== EXERCISE DIRECTIONS ==
Copy the entries below exactly. Images do not belong in the copy.

== RECORDS FOR THE TASK ==
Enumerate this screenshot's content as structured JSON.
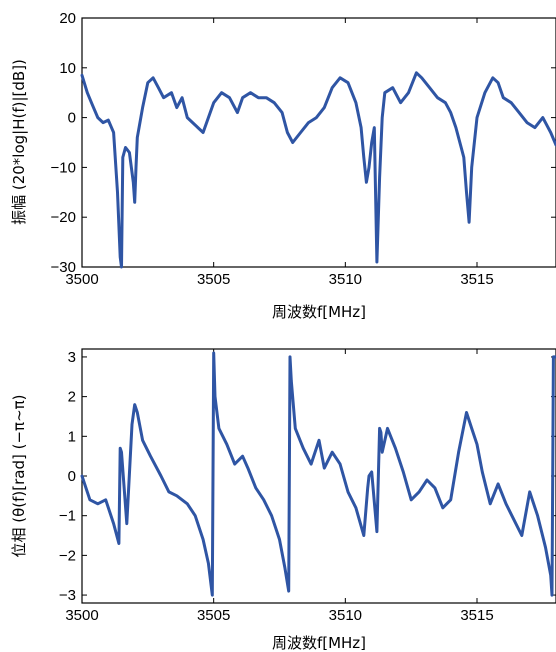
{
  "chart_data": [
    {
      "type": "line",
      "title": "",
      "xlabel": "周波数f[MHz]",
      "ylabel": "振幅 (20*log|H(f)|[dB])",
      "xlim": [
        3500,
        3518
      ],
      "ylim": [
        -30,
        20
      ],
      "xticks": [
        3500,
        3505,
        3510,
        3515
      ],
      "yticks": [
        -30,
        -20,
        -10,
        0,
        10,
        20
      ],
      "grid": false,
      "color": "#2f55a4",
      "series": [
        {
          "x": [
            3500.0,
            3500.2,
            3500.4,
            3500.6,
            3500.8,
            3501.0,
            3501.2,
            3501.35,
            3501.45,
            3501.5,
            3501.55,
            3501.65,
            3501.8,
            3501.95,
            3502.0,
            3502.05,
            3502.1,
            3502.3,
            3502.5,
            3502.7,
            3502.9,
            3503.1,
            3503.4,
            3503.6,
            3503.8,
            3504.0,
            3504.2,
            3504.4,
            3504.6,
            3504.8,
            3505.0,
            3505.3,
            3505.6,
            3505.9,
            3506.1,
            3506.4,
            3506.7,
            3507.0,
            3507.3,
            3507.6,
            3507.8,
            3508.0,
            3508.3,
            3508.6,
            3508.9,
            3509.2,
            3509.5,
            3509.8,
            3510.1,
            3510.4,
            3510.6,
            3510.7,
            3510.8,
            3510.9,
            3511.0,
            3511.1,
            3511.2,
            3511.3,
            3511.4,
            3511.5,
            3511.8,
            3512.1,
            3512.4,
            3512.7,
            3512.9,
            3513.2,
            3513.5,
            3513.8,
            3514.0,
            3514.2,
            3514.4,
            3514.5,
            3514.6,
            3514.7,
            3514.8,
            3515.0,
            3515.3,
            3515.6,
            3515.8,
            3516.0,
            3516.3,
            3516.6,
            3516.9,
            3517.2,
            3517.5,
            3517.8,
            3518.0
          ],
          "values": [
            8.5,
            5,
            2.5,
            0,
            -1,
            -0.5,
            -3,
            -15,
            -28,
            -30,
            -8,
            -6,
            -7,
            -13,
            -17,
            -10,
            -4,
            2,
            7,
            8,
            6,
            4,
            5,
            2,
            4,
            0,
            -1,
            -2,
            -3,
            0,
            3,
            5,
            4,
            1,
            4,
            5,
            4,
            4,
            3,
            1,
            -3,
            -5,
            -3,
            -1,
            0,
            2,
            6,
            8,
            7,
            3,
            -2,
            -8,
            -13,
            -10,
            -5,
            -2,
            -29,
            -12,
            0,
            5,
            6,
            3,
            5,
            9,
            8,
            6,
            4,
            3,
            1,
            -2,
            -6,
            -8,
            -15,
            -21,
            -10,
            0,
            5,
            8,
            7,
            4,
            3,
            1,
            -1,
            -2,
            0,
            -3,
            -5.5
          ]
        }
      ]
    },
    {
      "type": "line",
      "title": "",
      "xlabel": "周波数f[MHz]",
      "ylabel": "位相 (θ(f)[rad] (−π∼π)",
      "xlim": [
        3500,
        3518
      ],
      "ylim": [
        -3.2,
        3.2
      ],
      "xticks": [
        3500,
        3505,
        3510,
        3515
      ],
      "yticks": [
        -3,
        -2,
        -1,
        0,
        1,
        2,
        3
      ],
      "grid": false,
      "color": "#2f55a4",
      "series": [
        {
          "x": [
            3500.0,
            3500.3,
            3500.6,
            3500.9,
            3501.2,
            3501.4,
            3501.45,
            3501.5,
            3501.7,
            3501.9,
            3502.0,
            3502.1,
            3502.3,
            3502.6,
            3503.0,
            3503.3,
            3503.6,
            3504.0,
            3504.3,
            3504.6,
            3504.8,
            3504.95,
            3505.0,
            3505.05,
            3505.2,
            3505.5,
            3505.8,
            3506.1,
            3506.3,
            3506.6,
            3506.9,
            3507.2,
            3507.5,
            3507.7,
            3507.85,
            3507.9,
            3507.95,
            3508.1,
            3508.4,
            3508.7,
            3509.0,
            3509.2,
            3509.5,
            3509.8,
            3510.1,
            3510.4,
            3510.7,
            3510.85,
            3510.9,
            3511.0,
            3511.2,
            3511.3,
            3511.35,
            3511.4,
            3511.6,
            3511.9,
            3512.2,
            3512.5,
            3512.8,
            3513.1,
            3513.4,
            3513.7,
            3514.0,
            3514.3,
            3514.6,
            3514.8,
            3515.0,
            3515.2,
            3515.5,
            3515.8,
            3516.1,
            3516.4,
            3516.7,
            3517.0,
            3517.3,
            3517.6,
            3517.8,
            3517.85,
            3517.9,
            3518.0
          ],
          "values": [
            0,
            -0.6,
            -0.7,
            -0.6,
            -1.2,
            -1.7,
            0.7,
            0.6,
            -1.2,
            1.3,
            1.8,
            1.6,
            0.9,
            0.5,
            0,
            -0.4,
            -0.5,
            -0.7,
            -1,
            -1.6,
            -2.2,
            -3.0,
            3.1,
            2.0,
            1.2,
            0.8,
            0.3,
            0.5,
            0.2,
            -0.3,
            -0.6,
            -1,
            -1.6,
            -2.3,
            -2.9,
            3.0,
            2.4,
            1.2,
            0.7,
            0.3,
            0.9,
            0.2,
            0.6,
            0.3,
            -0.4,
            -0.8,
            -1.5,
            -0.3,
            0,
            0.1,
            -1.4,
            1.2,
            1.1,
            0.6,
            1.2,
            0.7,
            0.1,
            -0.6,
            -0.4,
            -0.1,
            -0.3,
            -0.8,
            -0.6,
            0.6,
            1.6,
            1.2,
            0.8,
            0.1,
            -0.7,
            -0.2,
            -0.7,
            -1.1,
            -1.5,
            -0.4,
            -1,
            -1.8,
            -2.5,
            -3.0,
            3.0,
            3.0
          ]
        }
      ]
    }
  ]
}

== SOLUTION FOR THIS PROBLEM ==
Enumerate this screenshot's content as structured JSON.
{
  "chart_data": [
    {
      "type": "line",
      "title": "",
      "xlabel": "周波数f[MHz]",
      "ylabel": "振幅 (20*log|H(f)|[dB])",
      "xlim": [
        3500,
        3518
      ],
      "ylim": [
        -30,
        20
      ],
      "xticks": [
        3500,
        3505,
        3510,
        3515
      ],
      "yticks": [
        -30,
        -20,
        -10,
        0,
        10,
        20
      ],
      "grid": false,
      "color": "#2f55a4",
      "series": [
        {
          "x": [
            3500.0,
            3500.2,
            3500.4,
            3500.6,
            3500.8,
            3501.0,
            3501.2,
            3501.35,
            3501.45,
            3501.5,
            3501.55,
            3501.65,
            3501.8,
            3501.95,
            3502.0,
            3502.05,
            3502.1,
            3502.3,
            3502.5,
            3502.7,
            3502.9,
            3503.1,
            3503.4,
            3503.6,
            3503.8,
            3504.0,
            3504.2,
            3504.4,
            3504.6,
            3504.8,
            3505.0,
            3505.3,
            3505.6,
            3505.9,
            3506.1,
            3506.4,
            3506.7,
            3507.0,
            3507.3,
            3507.6,
            3507.8,
            3508.0,
            3508.3,
            3508.6,
            3508.9,
            3509.2,
            3509.5,
            3509.8,
            3510.1,
            3510.4,
            3510.6,
            3510.7,
            3510.8,
            3510.9,
            3511.0,
            3511.1,
            3511.2,
            3511.3,
            3511.4,
            3511.5,
            3511.8,
            3512.1,
            3512.4,
            3512.7,
            3512.9,
            3513.2,
            3513.5,
            3513.8,
            3514.0,
            3514.2,
            3514.4,
            3514.5,
            3514.6,
            3514.7,
            3514.8,
            3515.0,
            3515.3,
            3515.6,
            3515.8,
            3516.0,
            3516.3,
            3516.6,
            3516.9,
            3517.2,
            3517.5,
            3517.8,
            3518.0
          ],
          "values": [
            8.5,
            5,
            2.5,
            0,
            -1,
            -0.5,
            -3,
            -15,
            -28,
            -30,
            -8,
            -6,
            -7,
            -13,
            -17,
            -10,
            -4,
            2,
            7,
            8,
            6,
            4,
            5,
            2,
            4,
            0,
            -1,
            -2,
            -3,
            0,
            3,
            5,
            4,
            1,
            4,
            5,
            4,
            4,
            3,
            1,
            -3,
            -5,
            -3,
            -1,
            0,
            2,
            6,
            8,
            7,
            3,
            -2,
            -8,
            -13,
            -10,
            -5,
            -2,
            -29,
            -12,
            0,
            5,
            6,
            3,
            5,
            9,
            8,
            6,
            4,
            3,
            1,
            -2,
            -6,
            -8,
            -15,
            -21,
            -10,
            0,
            5,
            8,
            7,
            4,
            3,
            1,
            -1,
            -2,
            0,
            -3,
            -5.5
          ]
        }
      ]
    },
    {
      "type": "line",
      "title": "",
      "xlabel": "周波数f[MHz]",
      "ylabel": "位相 (θ(f)[rad] (−π∼π)",
      "xlim": [
        3500,
        3518
      ],
      "ylim": [
        -3.2,
        3.2
      ],
      "xticks": [
        3500,
        3505,
        3510,
        3515
      ],
      "yticks": [
        -3,
        -2,
        -1,
        0,
        1,
        2,
        3
      ],
      "grid": false,
      "color": "#2f55a4",
      "series": [
        {
          "x": [
            3500.0,
            3500.3,
            3500.6,
            3500.9,
            3501.2,
            3501.4,
            3501.45,
            3501.5,
            3501.7,
            3501.9,
            3502.0,
            3502.1,
            3502.3,
            3502.6,
            3503.0,
            3503.3,
            3503.6,
            3504.0,
            3504.3,
            3504.6,
            3504.8,
            3504.95,
            3505.0,
            3505.05,
            3505.2,
            3505.5,
            3505.8,
            3506.1,
            3506.3,
            3506.6,
            3506.9,
            3507.2,
            3507.5,
            3507.7,
            3507.85,
            3507.9,
            3507.95,
            3508.1,
            3508.4,
            3508.7,
            3509.0,
            3509.2,
            3509.5,
            3509.8,
            3510.1,
            3510.4,
            3510.7,
            3510.85,
            3510.9,
            3511.0,
            3511.2,
            3511.3,
            3511.35,
            3511.4,
            3511.6,
            3511.9,
            3512.2,
            3512.5,
            3512.8,
            3513.1,
            3513.4,
            3513.7,
            3514.0,
            3514.3,
            3514.6,
            3514.8,
            3515.0,
            3515.2,
            3515.5,
            3515.8,
            3516.1,
            3516.4,
            3516.7,
            3517.0,
            3517.3,
            3517.6,
            3517.8,
            3517.85,
            3517.9,
            3518.0
          ],
          "values": [
            0,
            -0.6,
            -0.7,
            -0.6,
            -1.2,
            -1.7,
            0.7,
            0.6,
            -1.2,
            1.3,
            1.8,
            1.6,
            0.9,
            0.5,
            0,
            -0.4,
            -0.5,
            -0.7,
            -1,
            -1.6,
            -2.2,
            -3.0,
            3.1,
            2.0,
            1.2,
            0.8,
            0.3,
            0.5,
            0.2,
            -0.3,
            -0.6,
            -1,
            -1.6,
            -2.3,
            -2.9,
            3.0,
            2.4,
            1.2,
            0.7,
            0.3,
            0.9,
            0.2,
            0.6,
            0.3,
            -0.4,
            -0.8,
            -1.5,
            -0.3,
            0,
            0.1,
            -1.4,
            1.2,
            1.1,
            0.6,
            1.2,
            0.7,
            0.1,
            -0.6,
            -0.4,
            -0.1,
            -0.3,
            -0.8,
            -0.6,
            0.6,
            1.6,
            1.2,
            0.8,
            0.1,
            -0.7,
            -0.2,
            -0.7,
            -1.1,
            -1.5,
            -0.4,
            -1,
            -1.8,
            -2.5,
            -3.0,
            3.0,
            3.0
          ]
        }
      ]
    }
  ]
}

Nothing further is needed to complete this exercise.